### [EXTRACTED DATA]
☆ ☆ ☆ ☆

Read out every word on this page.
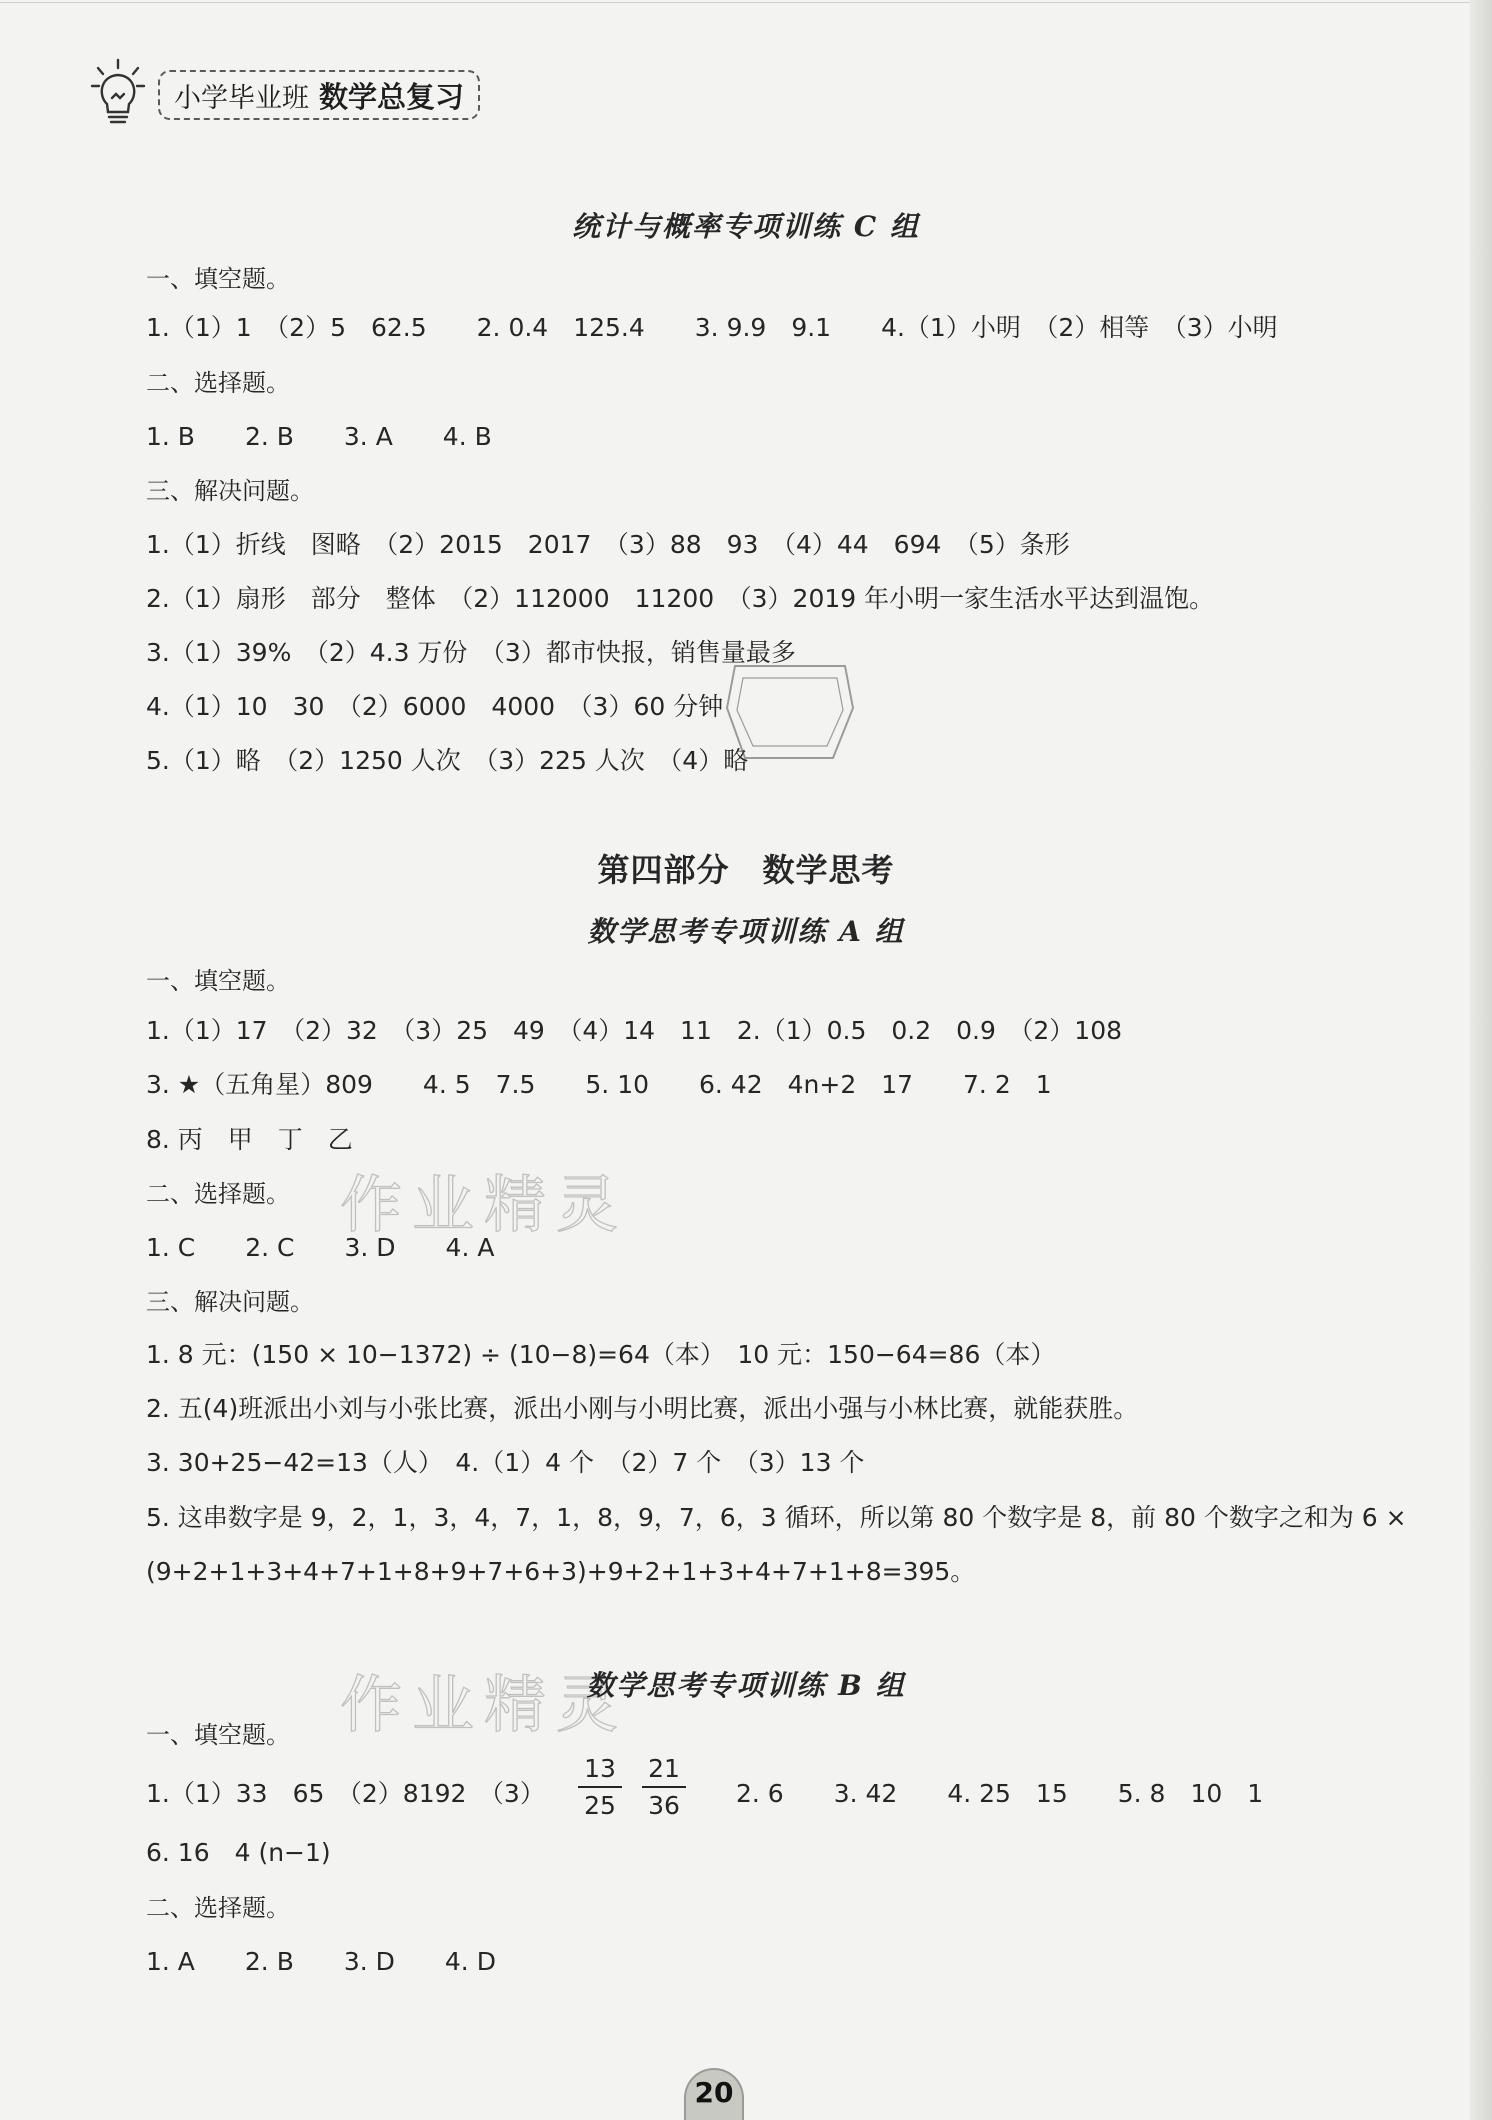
小学毕业班 数学总复习
统计与概率专项训练 C 组
一、填空题。
1.（1）1　（2）5　62.5　　2. 0.4　125.4　　3. 9.9　9.1　　4.（1）小明　（2）相等　（3）小明
二、选择题。
1. B　　2. B　　3. A　　4. B
三、解决问题。
1.（1）折线　图略　（2）2015　2017　（3）88　93　（4）44　694　（5）条形
2.（1）扇形　部分　整体　（2）112000　11200　（3）2019 年小明一家生活水平达到温饱。
3.（1）39%　（2）4.3 万份　（3）都市快报，销售量最多
4.（1）10　30　（2）6000　4000　（3）60 分钟
5.（1）略　（2）1250 人次　（3）225 人次　（4）略
第四部分　数学思考
数学思考专项训练 A 组
一、填空题。
1.（1）17　（2）32　（3）25　49　（4）14　11　2.（1）0.5　0.2　0.9　（2）108
3. ★（五角星）809　　4. 5　7.5　　5. 10　　6. 42　4n+2　17　　7. 2　1
8. 丙　甲　丁　乙
二、选择题。
1. C　　2. C　　3. D　　4. A
三、解决问题。
1. 8 元：(150 × 10−1372) ÷ (10−8)=64（本）　10 元：150−64=86（本）
2. 五(4)班派出小刘与小张比赛，派出小刚与小明比赛，派出小强与小林比赛，就能获胜。
3. 30+25−42=13（人）　4.（1）4 个　（2）7 个　（3）13 个
5. 这串数字是 9，2，1，3，4，7，1，8，9，7，6，3 循环，所以第 80 个数字是 8，前 80 个数字之和为 6 ×
(9+2+1+3+4+7+1+8+9+7+6+3)+9+2+1+3+4+7+1+8=395。
作业精灵
作业精灵
数学思考专项训练 B 组
一、填空题。
1.（1）33　65　（2）8192　（3）
13
25
21
36 2. 6　　3. 42　　4. 25　15　　5. 8　10　1
6. 16　4 (n−1)
二、选择题。
1. A　　2. B　　3. D　　4. D
20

☆ ☆ ☆ ☆

### [REQUEST]
Without the pictures, reproduce every line of the records above exactly.

### [RESULT BELOW]
Read out every word on this page.
小学毕业班 数学总复习
统计与概率专项训练 C 组
一、填空题。
1.（1）1　（2）5　62.5　　2. 0.4　125.4　　3. 9.9　9.1　　4.（1）小明　（2）相等　（3）小明
二、选择题。
1. B　　2. B　　3. A　　4. B
三、解决问题。
1.（1）折线　图略　（2）2015　2017　（3）88　93　（4）44　694　（5）条形
2.（1）扇形　部分　整体　（2）112000　11200　（3）2019 年小明一家生活水平达到温饱。
3.（1）39%　（2）4.3 万份　（3）都市快报，销售量最多
4.（1）10　30　（2）6000　4000　（3）60 分钟
5.（1）略　（2）1250 人次　（3）225 人次　（4）略
第四部分　数学思考
数学思考专项训练 A 组
一、填空题。
1.（1）17　（2）32　（3）25　49　（4）14　11　2.（1）0.5　0.2　0.9　（2）108
3. ★（五角星）809　　4. 5　7.5　　5. 10　　6. 42　4n+2　17　　7. 2　1
8. 丙　甲　丁　乙
二、选择题。
1. C　　2. C　　3. D　　4. A
三、解决问题。
1. 8 元：(150 × 10−1372) ÷ (10−8)=64（本）　10 元：150−64=86（本）
2. 五(4)班派出小刘与小张比赛，派出小刚与小明比赛，派出小强与小林比赛，就能获胜。
3. 30+25−42=13（人）　4.（1）4 个　（2）7 个　（3）13 个
5. 这串数字是 9，2，1，3，4，7，1，8，9，7，6，3 循环，所以第 80 个数字是 8，前 80 个数字之和为 6 ×
(9+2+1+3+4+7+1+8+9+7+6+3)+9+2+1+3+4+7+1+8=395。
作业精灵
作业精灵
数学思考专项训练 B 组
一、填空题。
1.（1）33　65　（2）8192　（3）
13
25
21
36 2. 6　　3. 42　　4. 25　15　　5. 8　10　1
6. 16　4 (n−1)
二、选择题。
1. A　　2. B　　3. D　　4. D
20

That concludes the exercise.